INPUT ROWS:
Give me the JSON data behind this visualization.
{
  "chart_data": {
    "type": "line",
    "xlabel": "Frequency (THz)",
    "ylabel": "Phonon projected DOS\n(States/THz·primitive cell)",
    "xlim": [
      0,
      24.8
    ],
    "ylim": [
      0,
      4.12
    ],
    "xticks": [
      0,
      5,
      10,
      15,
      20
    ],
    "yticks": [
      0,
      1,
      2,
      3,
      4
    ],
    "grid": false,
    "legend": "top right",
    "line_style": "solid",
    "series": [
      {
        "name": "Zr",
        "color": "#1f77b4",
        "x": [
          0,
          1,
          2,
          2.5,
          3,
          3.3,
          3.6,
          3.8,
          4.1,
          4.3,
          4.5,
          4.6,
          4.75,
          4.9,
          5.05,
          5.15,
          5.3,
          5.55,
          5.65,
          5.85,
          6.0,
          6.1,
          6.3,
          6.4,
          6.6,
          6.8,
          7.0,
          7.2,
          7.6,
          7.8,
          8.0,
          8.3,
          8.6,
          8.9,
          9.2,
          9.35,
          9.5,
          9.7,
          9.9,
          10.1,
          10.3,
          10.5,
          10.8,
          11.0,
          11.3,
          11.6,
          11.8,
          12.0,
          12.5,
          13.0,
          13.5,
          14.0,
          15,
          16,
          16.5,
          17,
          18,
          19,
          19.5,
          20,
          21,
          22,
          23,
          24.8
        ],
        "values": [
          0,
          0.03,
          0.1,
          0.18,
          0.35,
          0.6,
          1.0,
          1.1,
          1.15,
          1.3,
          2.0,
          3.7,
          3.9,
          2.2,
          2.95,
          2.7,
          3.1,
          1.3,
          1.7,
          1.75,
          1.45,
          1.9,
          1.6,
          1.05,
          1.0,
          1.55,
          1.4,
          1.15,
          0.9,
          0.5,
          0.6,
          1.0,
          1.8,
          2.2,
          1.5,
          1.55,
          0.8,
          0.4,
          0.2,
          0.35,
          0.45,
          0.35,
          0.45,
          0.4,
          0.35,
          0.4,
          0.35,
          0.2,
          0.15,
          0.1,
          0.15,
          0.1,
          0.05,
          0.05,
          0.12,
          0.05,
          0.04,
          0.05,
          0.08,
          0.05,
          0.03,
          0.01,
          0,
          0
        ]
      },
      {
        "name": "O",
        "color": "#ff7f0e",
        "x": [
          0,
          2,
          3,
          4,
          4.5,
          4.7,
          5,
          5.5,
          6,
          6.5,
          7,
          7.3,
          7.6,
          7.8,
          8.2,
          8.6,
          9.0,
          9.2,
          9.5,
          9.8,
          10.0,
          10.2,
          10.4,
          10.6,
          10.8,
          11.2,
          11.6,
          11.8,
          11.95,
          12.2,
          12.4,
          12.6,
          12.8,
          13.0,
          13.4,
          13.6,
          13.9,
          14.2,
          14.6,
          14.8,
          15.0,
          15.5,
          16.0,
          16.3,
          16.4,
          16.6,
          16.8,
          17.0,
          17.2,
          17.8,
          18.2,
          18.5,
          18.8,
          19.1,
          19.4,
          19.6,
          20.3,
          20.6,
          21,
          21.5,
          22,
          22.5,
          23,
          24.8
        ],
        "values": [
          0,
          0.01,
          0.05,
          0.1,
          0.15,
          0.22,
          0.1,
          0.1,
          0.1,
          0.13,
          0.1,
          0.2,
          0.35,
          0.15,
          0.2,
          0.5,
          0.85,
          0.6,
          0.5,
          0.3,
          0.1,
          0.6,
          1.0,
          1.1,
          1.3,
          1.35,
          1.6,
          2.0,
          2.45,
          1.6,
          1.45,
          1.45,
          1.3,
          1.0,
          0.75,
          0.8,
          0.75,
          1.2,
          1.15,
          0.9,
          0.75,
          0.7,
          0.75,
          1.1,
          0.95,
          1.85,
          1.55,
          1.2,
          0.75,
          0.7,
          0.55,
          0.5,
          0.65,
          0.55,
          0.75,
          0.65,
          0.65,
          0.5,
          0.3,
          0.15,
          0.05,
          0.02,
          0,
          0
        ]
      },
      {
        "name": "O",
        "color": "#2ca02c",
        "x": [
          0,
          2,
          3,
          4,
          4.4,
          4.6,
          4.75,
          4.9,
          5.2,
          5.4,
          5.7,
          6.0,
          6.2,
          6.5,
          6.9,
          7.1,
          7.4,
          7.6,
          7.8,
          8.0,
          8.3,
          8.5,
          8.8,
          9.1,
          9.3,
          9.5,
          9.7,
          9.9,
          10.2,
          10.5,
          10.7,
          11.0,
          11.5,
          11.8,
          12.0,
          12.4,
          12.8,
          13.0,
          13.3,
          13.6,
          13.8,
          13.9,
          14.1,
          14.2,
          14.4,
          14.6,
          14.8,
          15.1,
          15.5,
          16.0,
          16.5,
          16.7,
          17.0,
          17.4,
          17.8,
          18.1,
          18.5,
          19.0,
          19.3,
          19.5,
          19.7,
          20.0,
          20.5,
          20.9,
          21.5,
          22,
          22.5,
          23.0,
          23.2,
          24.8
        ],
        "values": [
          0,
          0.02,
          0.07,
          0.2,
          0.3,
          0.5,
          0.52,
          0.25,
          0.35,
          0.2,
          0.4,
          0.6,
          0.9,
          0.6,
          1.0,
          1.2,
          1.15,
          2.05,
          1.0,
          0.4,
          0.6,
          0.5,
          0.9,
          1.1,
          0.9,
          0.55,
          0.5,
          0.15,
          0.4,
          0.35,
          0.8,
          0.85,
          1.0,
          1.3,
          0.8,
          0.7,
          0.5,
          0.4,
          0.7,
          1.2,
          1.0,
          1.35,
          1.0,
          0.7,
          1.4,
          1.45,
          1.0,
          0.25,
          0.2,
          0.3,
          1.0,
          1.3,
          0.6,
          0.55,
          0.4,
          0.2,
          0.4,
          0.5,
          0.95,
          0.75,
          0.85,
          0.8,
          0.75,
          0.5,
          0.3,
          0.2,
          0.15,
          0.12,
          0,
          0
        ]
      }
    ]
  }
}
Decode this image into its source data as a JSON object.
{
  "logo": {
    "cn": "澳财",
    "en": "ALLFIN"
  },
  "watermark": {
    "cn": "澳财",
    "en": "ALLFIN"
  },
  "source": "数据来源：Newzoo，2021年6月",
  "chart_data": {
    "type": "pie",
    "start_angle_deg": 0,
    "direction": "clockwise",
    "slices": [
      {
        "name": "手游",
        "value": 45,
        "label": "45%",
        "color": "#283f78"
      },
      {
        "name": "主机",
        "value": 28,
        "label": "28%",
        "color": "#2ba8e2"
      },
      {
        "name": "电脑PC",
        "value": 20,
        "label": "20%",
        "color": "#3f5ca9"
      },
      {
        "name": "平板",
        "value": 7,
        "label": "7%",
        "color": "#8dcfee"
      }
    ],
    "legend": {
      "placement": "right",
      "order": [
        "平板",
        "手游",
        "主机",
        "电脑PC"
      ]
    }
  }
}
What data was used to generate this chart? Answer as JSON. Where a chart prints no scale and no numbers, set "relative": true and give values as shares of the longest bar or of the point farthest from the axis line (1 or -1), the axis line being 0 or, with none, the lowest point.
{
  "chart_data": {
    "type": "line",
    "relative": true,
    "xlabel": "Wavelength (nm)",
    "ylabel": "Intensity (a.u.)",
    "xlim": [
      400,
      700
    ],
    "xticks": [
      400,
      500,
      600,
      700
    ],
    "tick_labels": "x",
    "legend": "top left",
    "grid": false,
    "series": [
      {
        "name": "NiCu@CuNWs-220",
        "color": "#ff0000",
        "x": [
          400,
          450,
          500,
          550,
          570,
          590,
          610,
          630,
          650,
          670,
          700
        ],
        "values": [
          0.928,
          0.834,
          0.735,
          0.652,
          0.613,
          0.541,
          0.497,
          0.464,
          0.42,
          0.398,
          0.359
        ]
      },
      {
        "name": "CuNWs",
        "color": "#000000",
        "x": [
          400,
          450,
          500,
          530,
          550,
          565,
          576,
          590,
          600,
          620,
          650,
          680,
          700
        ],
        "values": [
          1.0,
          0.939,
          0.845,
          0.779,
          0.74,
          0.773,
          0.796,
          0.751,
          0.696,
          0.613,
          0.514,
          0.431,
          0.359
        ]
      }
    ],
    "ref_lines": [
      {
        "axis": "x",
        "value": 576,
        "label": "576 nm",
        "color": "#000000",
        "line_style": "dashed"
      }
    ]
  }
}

TASK PROMPT:
Reproduce the lines from the one containing "What data was" to the end of the entries, keeping both ends and adding nothing.

ANSWER:
What data was used to generate this chart? Answer as JSON. Where a chart prints no scale and no numbers, set "relative": true and give values as shares of the longest bar or of the point farthest from the axis line (1 or -1), the axis line being 0 or, with none, the lowest point.
{
  "chart_data": {
    "type": "line",
    "relative": true,
    "xlabel": "Wavelength (nm)",
    "ylabel": "Intensity (a.u.)",
    "xlim": [
      400,
      700
    ],
    "xticks": [
      400,
      500,
      600,
      700
    ],
    "tick_labels": "x",
    "legend": "top left",
    "grid": false,
    "series": [
      {
        "name": "NiCu@CuNWs-220",
        "color": "#ff0000",
        "x": [
          400,
          450,
          500,
          550,
          570,
          590,
          610,
          630,
          650,
          670,
          700
        ],
        "values": [
          0.928,
          0.834,
          0.735,
          0.652,
          0.613,
          0.541,
          0.497,
          0.464,
          0.42,
          0.398,
          0.359
        ]
      },
      {
        "name": "CuNWs",
        "color": "#000000",
        "x": [
          400,
          450,
          500,
          530,
          550,
          565,
          576,
          590,
          600,
          620,
          650,
          680,
          700
        ],
        "values": [
          1.0,
          0.939,
          0.845,
          0.779,
          0.74,
          0.773,
          0.796,
          0.751,
          0.696,
          0.613,
          0.514,
          0.431,
          0.359
        ]
      }
    ],
    "ref_lines": [
      {
        "axis": "x",
        "value": 576,
        "label": "576 nm",
        "color": "#000000",
        "line_style": "dashed"
      }
    ]
  }
}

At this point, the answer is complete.